## Start
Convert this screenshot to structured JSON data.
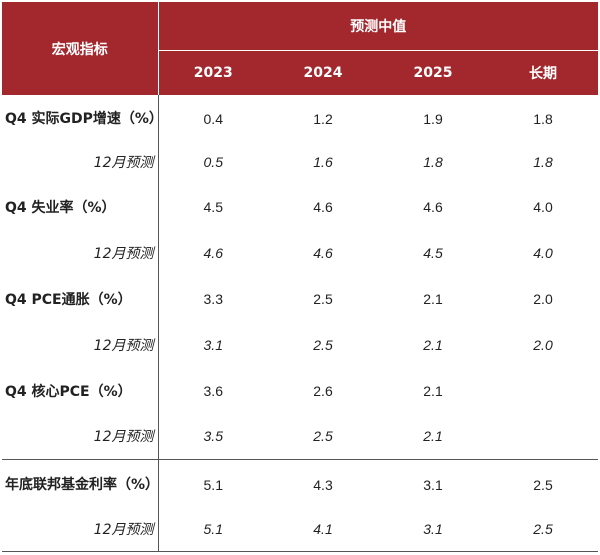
{
  "header": {
    "indicator_label": "宏观指标",
    "group_label": "预测中值",
    "columns": [
      "2023",
      "2024",
      "2025",
      "长期"
    ]
  },
  "rows": [
    {
      "label": "Q4 实际GDP增速（%）",
      "values": [
        "0.4",
        "1.2",
        "1.9",
        "1.8"
      ]
    },
    {
      "label": "12月预测",
      "values": [
        "0.5",
        "1.6",
        "1.8",
        "1.8"
      ]
    },
    {
      "label": "Q4 失业率（%）",
      "values": [
        "4.5",
        "4.6",
        "4.6",
        "4.0"
      ]
    },
    {
      "label": "12月预测",
      "values": [
        "4.6",
        "4.6",
        "4.5",
        "4.0"
      ]
    },
    {
      "label": "Q4 PCE通胀（%）",
      "values": [
        "3.3",
        "2.5",
        "2.1",
        "2.0"
      ]
    },
    {
      "label": "12月预测",
      "values": [
        "3.1",
        "2.5",
        "2.1",
        "2.0"
      ]
    },
    {
      "label": "Q4 核心PCE（%）",
      "values": [
        "3.6",
        "2.6",
        "2.1",
        ""
      ]
    },
    {
      "label": "12月预测",
      "values": [
        "3.5",
        "2.5",
        "2.1",
        ""
      ]
    },
    {
      "label": "年底联邦基金利率（%）",
      "values": [
        "5.1",
        "4.3",
        "3.1",
        "2.5"
      ]
    },
    {
      "label": "12月预测",
      "values": [
        "5.1",
        "4.1",
        "3.1",
        "2.5"
      ]
    }
  ]
}
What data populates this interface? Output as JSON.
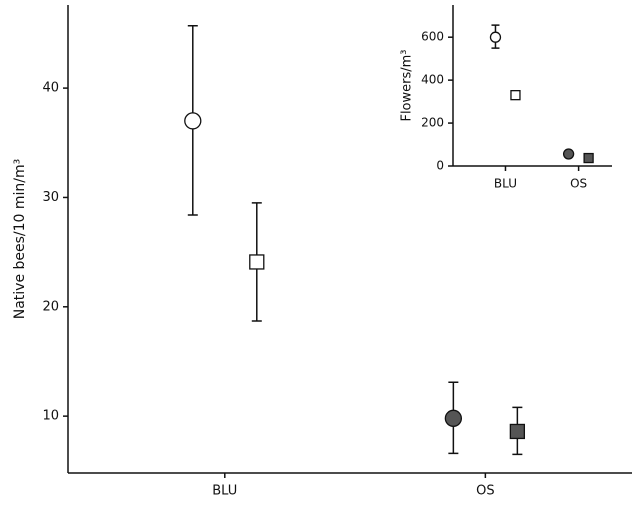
{
  "chart_data": [
    {
      "type": "errorbar",
      "y_label": "Native bees/10 min/m³",
      "categories": [
        "BLU",
        "OS"
      ],
      "colors": [
        "#ffffff",
        "#555555"
      ],
      "ylim": [
        4.8,
        47.6
      ],
      "yticks": [
        10,
        20,
        30,
        40
      ],
      "series": [
        {
          "marker": "circle",
          "values": [
            37.0,
            9.8
          ],
          "low": [
            28.4,
            6.6
          ],
          "high": [
            45.7,
            13.1
          ]
        },
        {
          "marker": "square",
          "values": [
            24.1,
            8.6
          ],
          "low": [
            18.7,
            6.5
          ],
          "high": [
            29.5,
            10.8
          ]
        }
      ]
    },
    {
      "type": "errorbar",
      "y_label": "Flowers/m³",
      "categories": [
        "BLU",
        "OS"
      ],
      "colors": [
        "#ffffff",
        "#555555"
      ],
      "ylim": [
        0,
        750
      ],
      "yticks": [
        0,
        200,
        400,
        600
      ],
      "series": [
        {
          "marker": "circle",
          "values": [
            600,
            56
          ],
          "low": [
            549,
            null
          ],
          "high": [
            656,
            null
          ]
        },
        {
          "marker": "square",
          "values": [
            330,
            37
          ],
          "low": [
            null,
            null
          ],
          "high": [
            null,
            null
          ]
        }
      ]
    }
  ]
}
## End
■ Your objective ■
Copy the records exactly as they appear, excluding images.

■ Solved problem ■
Convert this screenshot to structured JSON data.
{
  "header": {
    "indicator_label": "宏观指标",
    "group_label": "预测中值",
    "columns": [
      "2023",
      "2024",
      "2025",
      "长期"
    ]
  },
  "rows": [
    {
      "label": "Q4 实际GDP增速（%）",
      "values": [
        "0.4",
        "1.2",
        "1.9",
        "1.8"
      ]
    },
    {
      "label": "12月预测",
      "values": [
        "0.5",
        "1.6",
        "1.8",
        "1.8"
      ]
    },
    {
      "label": "Q4 失业率（%）",
      "values": [
        "4.5",
        "4.6",
        "4.6",
        "4.0"
      ]
    },
    {
      "label": "12月预测",
      "values": [
        "4.6",
        "4.6",
        "4.5",
        "4.0"
      ]
    },
    {
      "label": "Q4 PCE通胀（%）",
      "values": [
        "3.3",
        "2.5",
        "2.1",
        "2.0"
      ]
    },
    {
      "label": "12月预测",
      "values": [
        "3.1",
        "2.5",
        "2.1",
        "2.0"
      ]
    },
    {
      "label": "Q4 核心PCE（%）",
      "values": [
        "3.6",
        "2.6",
        "2.1",
        ""
      ]
    },
    {
      "label": "12月预测",
      "values": [
        "3.5",
        "2.5",
        "2.1",
        ""
      ]
    },
    {
      "label": "年底联邦基金利率（%）",
      "values": [
        "5.1",
        "4.3",
        "3.1",
        "2.5"
      ]
    },
    {
      "label": "12月预测",
      "values": [
        "5.1",
        "4.1",
        "3.1",
        "2.5"
      ]
    }
  ]
}
What data populates this interface? Output as JSON.
{
  "chart_data": [
    {
      "type": "errorbar",
      "y_label": "Native bees/10 min/m³",
      "categories": [
        "BLU",
        "OS"
      ],
      "colors": [
        "#ffffff",
        "#555555"
      ],
      "ylim": [
        4.8,
        47.6
      ],
      "yticks": [
        10,
        20,
        30,
        40
      ],
      "series": [
        {
          "marker": "circle",
          "values": [
            37.0,
            9.8
          ],
          "low": [
            28.4,
            6.6
          ],
          "high": [
            45.7,
            13.1
          ]
        },
        {
          "marker": "square",
          "values": [
            24.1,
            8.6
          ],
          "low": [
            18.7,
            6.5
          ],
          "high": [
            29.5,
            10.8
          ]
        }
      ]
    },
    {
      "type": "errorbar",
      "y_label": "Flowers/m³",
      "categories": [
        "BLU",
        "OS"
      ],
      "colors": [
        "#ffffff",
        "#555555"
      ],
      "ylim": [
        0,
        750
      ],
      "yticks": [
        0,
        200,
        400,
        600
      ],
      "series": [
        {
          "marker": "circle",
          "values": [
            600,
            56
          ],
          "low": [
            549,
            null
          ],
          "high": [
            656,
            null
          ]
        },
        {
          "marker": "square",
          "values": [
            330,
            37
          ],
          "low": [
            null,
            null
          ],
          "high": [
            null,
            null
          ]
        }
      ]
    }
  ]
}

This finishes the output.